GIVEN RECORDS
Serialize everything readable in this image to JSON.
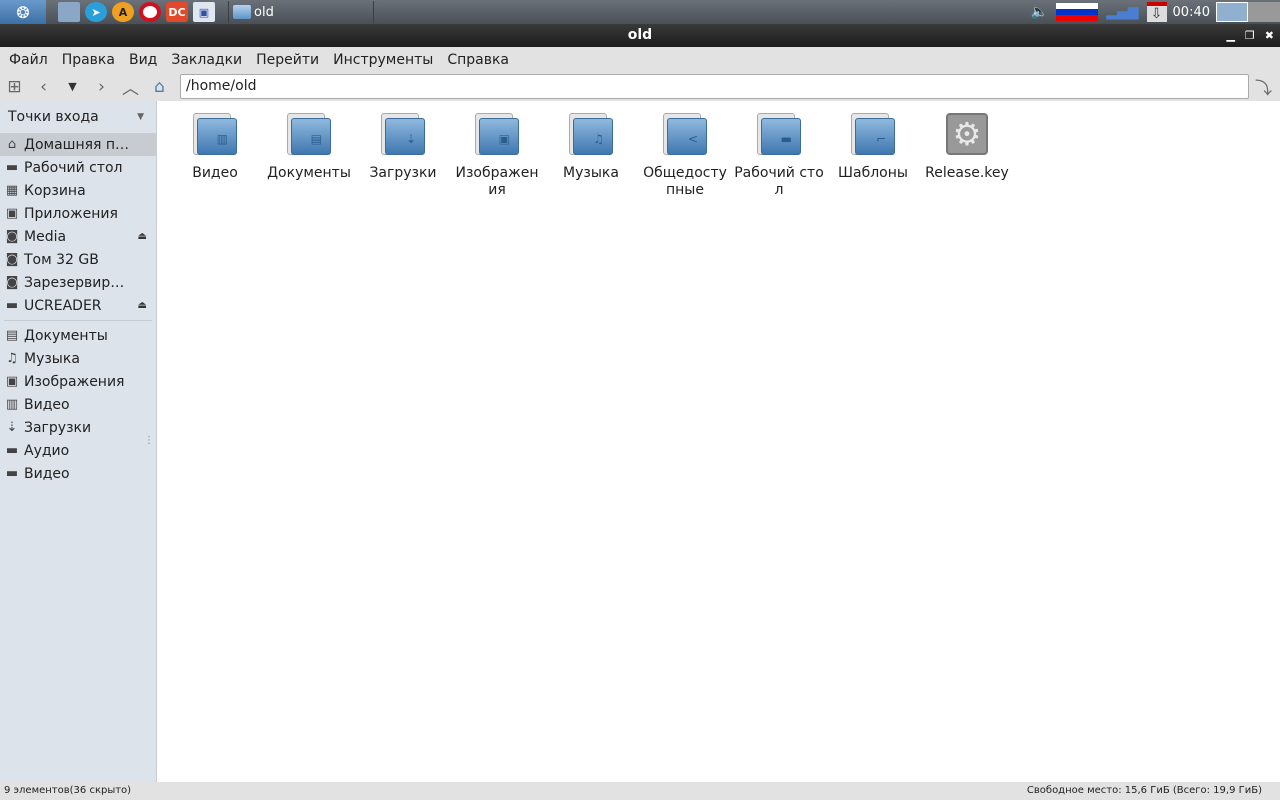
{
  "taskbar": {
    "task_label": "old",
    "clock": "00:40"
  },
  "window": {
    "title": "old"
  },
  "menu": [
    "Файл",
    "Правка",
    "Вид",
    "Закладки",
    "Перейти",
    "Инструменты",
    "Справка"
  ],
  "toolbar": {
    "path": "/home/old"
  },
  "sidebar": {
    "header": "Точки входа",
    "places": [
      {
        "label": "Домашняя п…",
        "icon": "⌂"
      },
      {
        "label": "Рабочий стол",
        "icon": "▬"
      },
      {
        "label": "Корзина",
        "icon": "▦"
      },
      {
        "label": "Приложения",
        "icon": "▣"
      },
      {
        "label": "Media",
        "icon": "◙",
        "eject": true
      },
      {
        "label": "Том 32 GB",
        "icon": "◙"
      },
      {
        "label": "Зарезервир…",
        "icon": "◙"
      },
      {
        "label": "UCREADER",
        "icon": "▬",
        "eject": true
      }
    ],
    "bookmarks": [
      {
        "label": "Документы",
        "icon": "▤"
      },
      {
        "label": "Музыка",
        "icon": "♫"
      },
      {
        "label": "Изображения",
        "icon": "▣"
      },
      {
        "label": "Видео",
        "icon": "▥"
      },
      {
        "label": "Загрузки",
        "icon": "⇣"
      },
      {
        "label": "Аудио",
        "icon": "▬"
      },
      {
        "label": "Видео",
        "icon": "▬"
      }
    ]
  },
  "files": [
    {
      "name": "Видео",
      "glyph": "▥"
    },
    {
      "name": "Документы",
      "glyph": "▤"
    },
    {
      "name": "Загрузки",
      "glyph": "⇣"
    },
    {
      "name": "Изображения",
      "glyph": "▣"
    },
    {
      "name": "Музыка",
      "glyph": "♫"
    },
    {
      "name": "Общедоступные",
      "glyph": "<"
    },
    {
      "name": "Рабочий стол",
      "glyph": "▬"
    },
    {
      "name": "Шаблоны",
      "glyph": "⌐"
    },
    {
      "name": "Release.key",
      "glyph": "⚙",
      "type": "file"
    }
  ],
  "status": {
    "left": "9 элементов(36 скрыто)",
    "right": "Свободное место: 15,6 ГиБ (Всего: 19,9 ГиБ)"
  }
}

TASK TO COMPLETE
Provide the number of lines containing the string "Изображения", with no other output.

EXERCISE SOLUTION
2